# [Исходный текст]
___
В. Распутин
Статья Валентина Распутина, посвященная 80-летию Александра Солженицына, к сожалению, поступила к нам уже после того, как был сверстан предыдущий субботний номер. Но разве она потеряла свою актуальность? Ведь значимость большого писателя определяется не юбилейными датами.
Нашему читателю, без сомнения, будет интересна оценка, которую дает наш знаменитый земляк творчеству Александра Солженицына. Как и во всякой большой литературе, в русской литературе существует несколько пород таланта. Есть порода Пушкина и Лермонтова — молодого, искрящегося, чувственного легкокрылого письма, дошедшая до Блока и Есенина; есть аксаковско-тургеневская, вобравшая в себя Лескова и Бунина, необыкновенно теплого, необыкновенно русского настроения и утраченного уже теперь острого обоняния жизни; их зачатие и вынашивание имеют какое-то глубинное, языческое происхождение, из самого нутра спрятанного в степях и лесах национального заклада.
Есть и другие породы, куда встанут и Гоголь с Булгаковым, и Некрасов с Твардовским, и Достоевский, и Шолохов, и Леонов. И есть порода Державина — богатырей русской литературы, писавших мощно и гулко, мысливших всеохватно, наделенных к тому же богатырским запасом физических сил. Сюда нужно отнести Толстого и Тютчева. Здесь же в ХХ веке по праву занял свое место Солженицын. Почти все написанное А. И. Солженицыным имело огромное звучание.
Первую же работу никому тогда, в 1962 году, не популярного автора читала вся страна. Читала взахлеб, с удивлением и растерянностью перед явившимся вдруг расширением жизни и литературы, перед расширением самого русского языка, зазвучавшего необычно, в самородных формах и изгибах, которые еще не ложились на бумагу. Приоткрылся незнакомый, отверженный мир, находившийся где-то за пределами нашего сознания, вырванный из нормальной жизни и заселенный на островах жизни ненормальной — тот мир, откуда вышел Иван Денисович Шухов, маленький непритязательный человек, один из тьмы тысяч. И вышел-то на день один из тьмы своих дней между жизнью и смертью.
___
# [Задание]
Ответьте коротко по статье о Солженицыне выше:
(a) К какому юбилею Солженицына написана статья?
(b) Кого, кроме Солженицына, статья прямо относит к породе Державина?
(c) В каком году первую работу Солженицына читала вся страна?

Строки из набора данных
___
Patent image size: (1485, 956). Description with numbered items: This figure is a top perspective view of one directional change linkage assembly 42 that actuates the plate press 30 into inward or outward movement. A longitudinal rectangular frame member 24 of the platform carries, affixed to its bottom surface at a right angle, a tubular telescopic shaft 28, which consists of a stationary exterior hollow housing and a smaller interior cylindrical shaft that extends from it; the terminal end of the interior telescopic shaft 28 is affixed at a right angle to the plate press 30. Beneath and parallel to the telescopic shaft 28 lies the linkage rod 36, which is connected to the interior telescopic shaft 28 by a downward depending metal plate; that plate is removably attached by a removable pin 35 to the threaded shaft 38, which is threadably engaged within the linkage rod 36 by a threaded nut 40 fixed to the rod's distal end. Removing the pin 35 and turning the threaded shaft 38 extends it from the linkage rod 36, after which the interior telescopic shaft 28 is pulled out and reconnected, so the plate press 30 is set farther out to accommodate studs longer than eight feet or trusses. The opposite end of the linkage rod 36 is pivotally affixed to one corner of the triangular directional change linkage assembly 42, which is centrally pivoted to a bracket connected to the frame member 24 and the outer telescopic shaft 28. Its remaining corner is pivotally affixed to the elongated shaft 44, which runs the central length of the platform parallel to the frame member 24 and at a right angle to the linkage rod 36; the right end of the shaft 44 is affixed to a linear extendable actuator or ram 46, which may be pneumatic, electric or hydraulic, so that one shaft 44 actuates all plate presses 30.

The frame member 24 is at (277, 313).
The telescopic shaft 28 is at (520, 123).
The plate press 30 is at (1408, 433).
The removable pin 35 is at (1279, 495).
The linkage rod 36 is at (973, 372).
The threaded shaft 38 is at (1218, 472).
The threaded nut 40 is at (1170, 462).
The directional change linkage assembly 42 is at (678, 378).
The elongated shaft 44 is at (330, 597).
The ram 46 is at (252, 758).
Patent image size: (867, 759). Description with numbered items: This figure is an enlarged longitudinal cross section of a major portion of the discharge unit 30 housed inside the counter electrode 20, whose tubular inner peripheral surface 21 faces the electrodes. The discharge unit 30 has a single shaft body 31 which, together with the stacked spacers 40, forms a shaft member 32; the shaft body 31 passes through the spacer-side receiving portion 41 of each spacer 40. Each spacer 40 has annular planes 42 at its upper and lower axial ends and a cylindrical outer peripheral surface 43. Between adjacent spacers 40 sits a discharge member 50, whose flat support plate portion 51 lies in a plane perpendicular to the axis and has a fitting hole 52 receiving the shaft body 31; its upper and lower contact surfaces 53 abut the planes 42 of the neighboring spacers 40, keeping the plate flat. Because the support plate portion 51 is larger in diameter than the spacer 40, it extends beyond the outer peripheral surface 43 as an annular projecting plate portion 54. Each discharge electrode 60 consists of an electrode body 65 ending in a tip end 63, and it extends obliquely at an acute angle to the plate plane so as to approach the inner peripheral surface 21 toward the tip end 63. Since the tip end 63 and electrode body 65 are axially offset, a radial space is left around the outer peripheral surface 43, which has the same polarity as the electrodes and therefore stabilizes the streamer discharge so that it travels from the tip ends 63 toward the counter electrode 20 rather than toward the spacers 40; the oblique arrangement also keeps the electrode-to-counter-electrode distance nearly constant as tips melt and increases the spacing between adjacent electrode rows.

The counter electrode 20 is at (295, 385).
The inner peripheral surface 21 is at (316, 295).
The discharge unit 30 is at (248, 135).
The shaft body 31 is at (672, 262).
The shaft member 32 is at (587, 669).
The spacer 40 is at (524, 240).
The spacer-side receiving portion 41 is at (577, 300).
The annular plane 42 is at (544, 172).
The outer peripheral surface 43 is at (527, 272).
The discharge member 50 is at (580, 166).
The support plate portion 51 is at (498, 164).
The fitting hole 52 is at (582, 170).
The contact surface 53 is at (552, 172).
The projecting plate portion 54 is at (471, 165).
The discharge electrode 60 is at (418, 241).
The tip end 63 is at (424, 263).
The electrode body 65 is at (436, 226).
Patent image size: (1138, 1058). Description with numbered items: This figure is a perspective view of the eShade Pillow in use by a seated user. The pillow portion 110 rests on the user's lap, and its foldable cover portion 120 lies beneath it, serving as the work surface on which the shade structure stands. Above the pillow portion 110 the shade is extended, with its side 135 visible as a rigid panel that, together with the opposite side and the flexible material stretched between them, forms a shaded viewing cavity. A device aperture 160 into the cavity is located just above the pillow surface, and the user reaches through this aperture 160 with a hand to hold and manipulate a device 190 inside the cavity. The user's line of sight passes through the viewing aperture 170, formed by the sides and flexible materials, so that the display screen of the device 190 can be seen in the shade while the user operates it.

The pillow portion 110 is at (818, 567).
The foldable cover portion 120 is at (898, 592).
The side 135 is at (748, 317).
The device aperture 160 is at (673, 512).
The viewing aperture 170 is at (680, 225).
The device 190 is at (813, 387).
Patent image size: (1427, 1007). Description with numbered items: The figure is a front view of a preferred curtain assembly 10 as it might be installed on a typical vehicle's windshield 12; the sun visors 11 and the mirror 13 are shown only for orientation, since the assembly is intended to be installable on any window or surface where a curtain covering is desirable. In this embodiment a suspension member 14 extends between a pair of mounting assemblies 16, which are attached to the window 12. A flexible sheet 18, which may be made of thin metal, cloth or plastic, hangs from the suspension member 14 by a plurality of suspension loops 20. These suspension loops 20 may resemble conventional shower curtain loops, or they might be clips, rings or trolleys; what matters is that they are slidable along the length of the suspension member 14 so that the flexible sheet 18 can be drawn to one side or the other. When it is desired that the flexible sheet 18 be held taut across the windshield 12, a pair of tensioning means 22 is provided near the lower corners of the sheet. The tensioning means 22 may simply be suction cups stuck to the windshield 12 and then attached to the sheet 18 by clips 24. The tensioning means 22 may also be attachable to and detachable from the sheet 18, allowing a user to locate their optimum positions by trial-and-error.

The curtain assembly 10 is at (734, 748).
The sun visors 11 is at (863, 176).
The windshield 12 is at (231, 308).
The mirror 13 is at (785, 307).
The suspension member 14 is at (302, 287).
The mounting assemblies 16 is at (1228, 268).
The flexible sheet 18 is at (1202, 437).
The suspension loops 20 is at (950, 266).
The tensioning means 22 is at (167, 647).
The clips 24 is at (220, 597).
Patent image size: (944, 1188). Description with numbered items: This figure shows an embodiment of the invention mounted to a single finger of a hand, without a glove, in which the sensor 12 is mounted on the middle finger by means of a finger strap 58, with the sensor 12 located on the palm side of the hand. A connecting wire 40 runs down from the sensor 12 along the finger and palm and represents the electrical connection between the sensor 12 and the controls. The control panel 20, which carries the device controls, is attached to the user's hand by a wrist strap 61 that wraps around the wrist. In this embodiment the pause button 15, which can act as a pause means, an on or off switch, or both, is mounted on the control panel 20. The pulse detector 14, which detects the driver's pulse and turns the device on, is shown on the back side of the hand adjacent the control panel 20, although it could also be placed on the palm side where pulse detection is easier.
___
# [Правильный ответ]
(a) К 80-летию.
(b) Толстого и Тютчева.
(c) В 1962 году.